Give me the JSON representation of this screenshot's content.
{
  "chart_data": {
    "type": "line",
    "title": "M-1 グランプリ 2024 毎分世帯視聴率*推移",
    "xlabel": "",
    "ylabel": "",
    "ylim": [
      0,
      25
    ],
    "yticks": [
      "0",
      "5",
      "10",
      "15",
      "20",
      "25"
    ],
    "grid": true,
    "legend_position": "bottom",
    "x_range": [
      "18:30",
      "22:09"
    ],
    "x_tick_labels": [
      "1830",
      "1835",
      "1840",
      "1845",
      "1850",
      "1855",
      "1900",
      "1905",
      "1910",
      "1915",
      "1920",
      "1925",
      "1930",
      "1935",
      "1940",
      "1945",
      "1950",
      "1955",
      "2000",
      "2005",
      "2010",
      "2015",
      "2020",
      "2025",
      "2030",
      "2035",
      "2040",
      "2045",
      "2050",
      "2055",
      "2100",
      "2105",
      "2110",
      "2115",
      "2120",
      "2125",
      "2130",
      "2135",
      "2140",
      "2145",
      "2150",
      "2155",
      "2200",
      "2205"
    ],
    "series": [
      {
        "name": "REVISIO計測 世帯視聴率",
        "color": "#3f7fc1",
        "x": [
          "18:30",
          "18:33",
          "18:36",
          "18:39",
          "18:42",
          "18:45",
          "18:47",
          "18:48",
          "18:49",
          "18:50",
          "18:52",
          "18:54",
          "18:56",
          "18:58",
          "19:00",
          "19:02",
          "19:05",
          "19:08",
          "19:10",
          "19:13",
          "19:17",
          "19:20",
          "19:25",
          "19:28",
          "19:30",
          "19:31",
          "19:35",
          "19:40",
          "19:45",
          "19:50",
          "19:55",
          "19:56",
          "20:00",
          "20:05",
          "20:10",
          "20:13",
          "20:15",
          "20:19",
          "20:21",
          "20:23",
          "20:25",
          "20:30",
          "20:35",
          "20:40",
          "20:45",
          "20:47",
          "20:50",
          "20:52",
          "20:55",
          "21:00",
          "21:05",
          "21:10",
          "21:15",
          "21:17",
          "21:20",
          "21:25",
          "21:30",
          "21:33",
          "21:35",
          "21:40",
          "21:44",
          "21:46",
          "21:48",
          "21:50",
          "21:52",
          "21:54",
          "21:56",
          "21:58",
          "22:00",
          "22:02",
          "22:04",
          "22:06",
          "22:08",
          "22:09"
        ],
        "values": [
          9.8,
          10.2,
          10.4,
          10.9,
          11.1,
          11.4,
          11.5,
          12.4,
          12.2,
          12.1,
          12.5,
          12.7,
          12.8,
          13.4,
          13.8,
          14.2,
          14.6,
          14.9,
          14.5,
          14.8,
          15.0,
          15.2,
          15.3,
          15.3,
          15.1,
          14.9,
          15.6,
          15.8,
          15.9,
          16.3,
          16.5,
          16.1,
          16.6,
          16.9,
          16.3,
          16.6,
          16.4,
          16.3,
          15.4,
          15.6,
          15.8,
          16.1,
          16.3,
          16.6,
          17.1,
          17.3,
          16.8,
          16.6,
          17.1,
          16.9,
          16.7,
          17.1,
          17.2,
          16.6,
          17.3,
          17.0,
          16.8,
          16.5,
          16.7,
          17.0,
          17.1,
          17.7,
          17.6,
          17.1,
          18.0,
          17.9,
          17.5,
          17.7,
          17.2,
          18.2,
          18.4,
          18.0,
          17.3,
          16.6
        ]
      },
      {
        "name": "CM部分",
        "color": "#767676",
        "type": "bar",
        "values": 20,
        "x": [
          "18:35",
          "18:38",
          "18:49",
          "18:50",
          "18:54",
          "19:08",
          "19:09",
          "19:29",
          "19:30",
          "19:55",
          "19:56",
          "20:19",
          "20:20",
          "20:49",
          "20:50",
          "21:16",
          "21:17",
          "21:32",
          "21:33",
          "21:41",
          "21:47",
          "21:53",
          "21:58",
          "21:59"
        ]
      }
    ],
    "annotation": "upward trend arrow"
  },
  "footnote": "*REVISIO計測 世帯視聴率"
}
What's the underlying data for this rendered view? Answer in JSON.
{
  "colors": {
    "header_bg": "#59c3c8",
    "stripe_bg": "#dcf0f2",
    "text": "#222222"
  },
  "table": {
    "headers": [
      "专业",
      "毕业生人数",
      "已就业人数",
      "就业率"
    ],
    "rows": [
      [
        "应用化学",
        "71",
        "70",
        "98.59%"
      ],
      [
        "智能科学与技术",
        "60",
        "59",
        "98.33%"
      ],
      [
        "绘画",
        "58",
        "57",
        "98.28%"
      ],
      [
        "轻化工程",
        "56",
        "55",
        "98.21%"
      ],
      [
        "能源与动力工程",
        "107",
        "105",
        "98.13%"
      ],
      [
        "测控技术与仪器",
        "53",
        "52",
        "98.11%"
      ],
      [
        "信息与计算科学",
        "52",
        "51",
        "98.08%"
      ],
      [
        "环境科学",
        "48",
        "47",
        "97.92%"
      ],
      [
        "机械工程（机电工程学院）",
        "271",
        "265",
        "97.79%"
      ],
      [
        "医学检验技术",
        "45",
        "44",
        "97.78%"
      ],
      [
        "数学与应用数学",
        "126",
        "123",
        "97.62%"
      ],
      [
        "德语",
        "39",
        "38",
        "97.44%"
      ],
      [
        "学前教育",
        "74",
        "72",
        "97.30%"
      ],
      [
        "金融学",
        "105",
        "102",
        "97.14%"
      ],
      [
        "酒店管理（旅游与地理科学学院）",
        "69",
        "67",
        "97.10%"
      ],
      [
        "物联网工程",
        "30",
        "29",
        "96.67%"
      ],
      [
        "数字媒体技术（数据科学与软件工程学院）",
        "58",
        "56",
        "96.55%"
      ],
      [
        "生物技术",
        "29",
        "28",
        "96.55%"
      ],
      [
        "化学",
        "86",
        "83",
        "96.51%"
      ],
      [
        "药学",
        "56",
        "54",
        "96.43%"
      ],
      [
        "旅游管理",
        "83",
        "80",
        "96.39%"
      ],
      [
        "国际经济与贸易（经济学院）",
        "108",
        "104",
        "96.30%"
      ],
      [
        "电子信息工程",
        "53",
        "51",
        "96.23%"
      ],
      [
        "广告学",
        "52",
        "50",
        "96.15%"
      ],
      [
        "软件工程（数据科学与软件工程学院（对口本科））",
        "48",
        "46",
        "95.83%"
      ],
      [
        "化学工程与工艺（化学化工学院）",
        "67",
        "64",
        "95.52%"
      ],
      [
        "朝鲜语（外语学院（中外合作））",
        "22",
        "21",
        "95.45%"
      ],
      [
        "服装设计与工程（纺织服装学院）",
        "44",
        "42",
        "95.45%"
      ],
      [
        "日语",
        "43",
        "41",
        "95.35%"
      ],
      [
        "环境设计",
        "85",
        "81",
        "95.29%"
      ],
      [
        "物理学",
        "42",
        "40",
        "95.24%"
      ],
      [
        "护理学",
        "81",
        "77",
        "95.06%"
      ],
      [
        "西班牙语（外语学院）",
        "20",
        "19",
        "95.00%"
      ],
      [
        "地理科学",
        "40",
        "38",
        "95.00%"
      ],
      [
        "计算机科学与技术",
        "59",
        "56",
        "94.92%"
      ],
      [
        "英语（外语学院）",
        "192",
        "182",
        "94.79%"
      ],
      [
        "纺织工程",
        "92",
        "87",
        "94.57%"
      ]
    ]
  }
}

····················

> Work required
Check every line for "JSON" and show the ones that have it.

> Solution for this exercise
Give me the JSON representation of this screenshot's content.
What's the underlying data for this rendered view? Answer in JSON.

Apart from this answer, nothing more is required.